*WHAT YOU WILL DO*: Copy every line of the records word for word, from the first line through the one that contains "instruction-item xyxy=(253,1394,1394,1479)", including both.

- - -

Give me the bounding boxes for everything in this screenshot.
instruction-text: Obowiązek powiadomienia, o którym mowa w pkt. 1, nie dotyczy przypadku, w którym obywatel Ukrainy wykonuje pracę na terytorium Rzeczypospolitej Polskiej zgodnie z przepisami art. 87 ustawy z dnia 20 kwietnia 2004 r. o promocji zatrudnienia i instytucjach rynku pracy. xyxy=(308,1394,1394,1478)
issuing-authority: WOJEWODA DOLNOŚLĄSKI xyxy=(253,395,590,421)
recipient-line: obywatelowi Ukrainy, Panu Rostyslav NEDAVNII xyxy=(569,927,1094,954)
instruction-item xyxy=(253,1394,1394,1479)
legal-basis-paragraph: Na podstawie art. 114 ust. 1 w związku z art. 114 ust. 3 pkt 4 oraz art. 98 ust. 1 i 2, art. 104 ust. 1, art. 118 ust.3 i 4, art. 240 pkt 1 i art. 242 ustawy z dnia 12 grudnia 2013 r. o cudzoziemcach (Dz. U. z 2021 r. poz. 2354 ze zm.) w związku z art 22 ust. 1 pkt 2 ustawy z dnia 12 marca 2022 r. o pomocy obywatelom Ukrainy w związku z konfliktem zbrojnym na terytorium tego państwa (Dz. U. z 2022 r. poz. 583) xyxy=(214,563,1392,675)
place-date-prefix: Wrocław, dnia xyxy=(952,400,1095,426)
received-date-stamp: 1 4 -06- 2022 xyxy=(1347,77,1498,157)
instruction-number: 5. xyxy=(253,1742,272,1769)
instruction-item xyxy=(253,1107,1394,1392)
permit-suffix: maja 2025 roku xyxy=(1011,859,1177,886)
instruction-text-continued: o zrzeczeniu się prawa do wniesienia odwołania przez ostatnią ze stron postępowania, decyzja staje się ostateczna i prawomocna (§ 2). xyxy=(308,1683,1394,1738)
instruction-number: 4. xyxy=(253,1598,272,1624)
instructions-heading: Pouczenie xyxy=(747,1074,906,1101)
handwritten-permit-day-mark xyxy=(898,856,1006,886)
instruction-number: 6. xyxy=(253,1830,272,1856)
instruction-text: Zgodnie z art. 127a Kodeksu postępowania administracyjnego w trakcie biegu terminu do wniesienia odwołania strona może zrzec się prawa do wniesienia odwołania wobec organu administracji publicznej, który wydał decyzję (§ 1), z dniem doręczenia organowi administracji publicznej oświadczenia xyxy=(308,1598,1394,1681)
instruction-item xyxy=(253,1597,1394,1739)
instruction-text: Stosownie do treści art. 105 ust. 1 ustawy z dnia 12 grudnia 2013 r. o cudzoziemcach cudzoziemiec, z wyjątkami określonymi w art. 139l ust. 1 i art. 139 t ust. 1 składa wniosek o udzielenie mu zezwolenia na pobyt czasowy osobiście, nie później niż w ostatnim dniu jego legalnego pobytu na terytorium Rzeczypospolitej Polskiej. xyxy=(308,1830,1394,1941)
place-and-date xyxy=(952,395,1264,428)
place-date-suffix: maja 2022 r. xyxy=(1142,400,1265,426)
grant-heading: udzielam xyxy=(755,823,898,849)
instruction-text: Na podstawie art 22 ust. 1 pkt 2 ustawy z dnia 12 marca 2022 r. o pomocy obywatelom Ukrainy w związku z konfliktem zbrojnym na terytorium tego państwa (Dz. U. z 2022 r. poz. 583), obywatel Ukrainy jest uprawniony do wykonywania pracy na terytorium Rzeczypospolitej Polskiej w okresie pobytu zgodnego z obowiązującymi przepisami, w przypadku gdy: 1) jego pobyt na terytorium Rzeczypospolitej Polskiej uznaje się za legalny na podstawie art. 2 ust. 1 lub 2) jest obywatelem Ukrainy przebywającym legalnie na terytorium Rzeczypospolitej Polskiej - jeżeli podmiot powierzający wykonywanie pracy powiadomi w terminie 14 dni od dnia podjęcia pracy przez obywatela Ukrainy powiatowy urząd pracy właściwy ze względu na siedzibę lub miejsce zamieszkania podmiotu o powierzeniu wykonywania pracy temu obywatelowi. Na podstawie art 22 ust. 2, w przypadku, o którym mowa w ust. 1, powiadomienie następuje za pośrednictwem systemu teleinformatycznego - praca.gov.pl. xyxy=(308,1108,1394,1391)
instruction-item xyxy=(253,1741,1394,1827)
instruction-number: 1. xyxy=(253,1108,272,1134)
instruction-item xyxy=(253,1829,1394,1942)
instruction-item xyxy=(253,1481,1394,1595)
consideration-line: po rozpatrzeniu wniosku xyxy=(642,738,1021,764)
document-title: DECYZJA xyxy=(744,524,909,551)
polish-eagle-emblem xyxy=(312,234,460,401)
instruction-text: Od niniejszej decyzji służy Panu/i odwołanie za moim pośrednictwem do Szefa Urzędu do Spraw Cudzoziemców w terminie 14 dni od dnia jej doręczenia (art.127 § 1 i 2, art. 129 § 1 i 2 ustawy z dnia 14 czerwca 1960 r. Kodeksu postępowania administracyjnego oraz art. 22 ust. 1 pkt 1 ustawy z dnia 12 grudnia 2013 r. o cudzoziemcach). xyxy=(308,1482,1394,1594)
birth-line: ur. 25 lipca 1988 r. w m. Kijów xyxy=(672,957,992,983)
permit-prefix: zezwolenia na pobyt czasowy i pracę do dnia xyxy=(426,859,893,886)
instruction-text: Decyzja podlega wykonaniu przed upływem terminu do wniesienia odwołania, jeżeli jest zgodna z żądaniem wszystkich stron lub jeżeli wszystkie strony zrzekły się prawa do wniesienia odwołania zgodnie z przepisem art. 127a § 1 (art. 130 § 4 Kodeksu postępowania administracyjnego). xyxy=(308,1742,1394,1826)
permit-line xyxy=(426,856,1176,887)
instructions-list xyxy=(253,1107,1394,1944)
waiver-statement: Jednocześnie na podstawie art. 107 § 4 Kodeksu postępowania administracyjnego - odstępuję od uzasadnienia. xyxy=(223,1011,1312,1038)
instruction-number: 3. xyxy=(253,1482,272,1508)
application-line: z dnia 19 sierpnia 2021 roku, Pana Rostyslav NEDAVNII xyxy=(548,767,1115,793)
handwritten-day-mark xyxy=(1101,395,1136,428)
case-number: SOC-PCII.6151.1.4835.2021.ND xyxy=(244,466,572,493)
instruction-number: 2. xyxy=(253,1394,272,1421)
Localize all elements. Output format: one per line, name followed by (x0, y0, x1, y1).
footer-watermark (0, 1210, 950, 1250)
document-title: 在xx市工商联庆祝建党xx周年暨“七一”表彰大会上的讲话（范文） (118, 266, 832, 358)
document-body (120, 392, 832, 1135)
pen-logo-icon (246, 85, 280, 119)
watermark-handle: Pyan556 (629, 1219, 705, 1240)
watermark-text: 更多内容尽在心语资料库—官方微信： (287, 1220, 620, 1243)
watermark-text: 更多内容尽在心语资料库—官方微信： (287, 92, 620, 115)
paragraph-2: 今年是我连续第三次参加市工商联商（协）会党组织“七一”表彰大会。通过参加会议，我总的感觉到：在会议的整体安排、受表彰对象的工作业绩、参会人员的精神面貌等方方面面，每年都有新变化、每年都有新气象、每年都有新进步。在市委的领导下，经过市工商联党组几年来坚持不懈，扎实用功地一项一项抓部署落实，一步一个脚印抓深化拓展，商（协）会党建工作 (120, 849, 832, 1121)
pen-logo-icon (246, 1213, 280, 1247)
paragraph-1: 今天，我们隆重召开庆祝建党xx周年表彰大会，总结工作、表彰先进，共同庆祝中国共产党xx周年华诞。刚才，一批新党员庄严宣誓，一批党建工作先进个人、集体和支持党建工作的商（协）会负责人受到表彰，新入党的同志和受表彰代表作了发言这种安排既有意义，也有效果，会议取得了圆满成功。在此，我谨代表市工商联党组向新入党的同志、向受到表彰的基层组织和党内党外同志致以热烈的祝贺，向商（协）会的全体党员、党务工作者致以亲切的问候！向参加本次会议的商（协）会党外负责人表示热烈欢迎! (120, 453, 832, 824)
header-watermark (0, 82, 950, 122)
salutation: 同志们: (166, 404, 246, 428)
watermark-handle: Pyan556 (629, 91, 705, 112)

- - -

*EXERCISE SOLUTION*:
Give me the bounding boxes for everything in this screenshot.
instruction-text: Obowiązek powiadomienia, o którym mowa w pkt. 1, nie dotyczy przypadku, w którym obywatel Ukrainy wykonuje pracę na terytorium Rzeczypospolitej Polskiej zgodnie z przepisami art. 87 ustawy z dnia 20 kwietnia 2004 r. o promocji zatrudnienia i instytucjach rynku pracy. xyxy=(308,1394,1394,1478)
issuing-authority: WOJEWODA DOLNOŚLĄSKI xyxy=(253,395,590,421)
recipient-line: obywatelowi Ukrainy, Panu Rostyslav NEDAVNII xyxy=(569,927,1094,954)
instruction-item xyxy=(253,1394,1394,1479)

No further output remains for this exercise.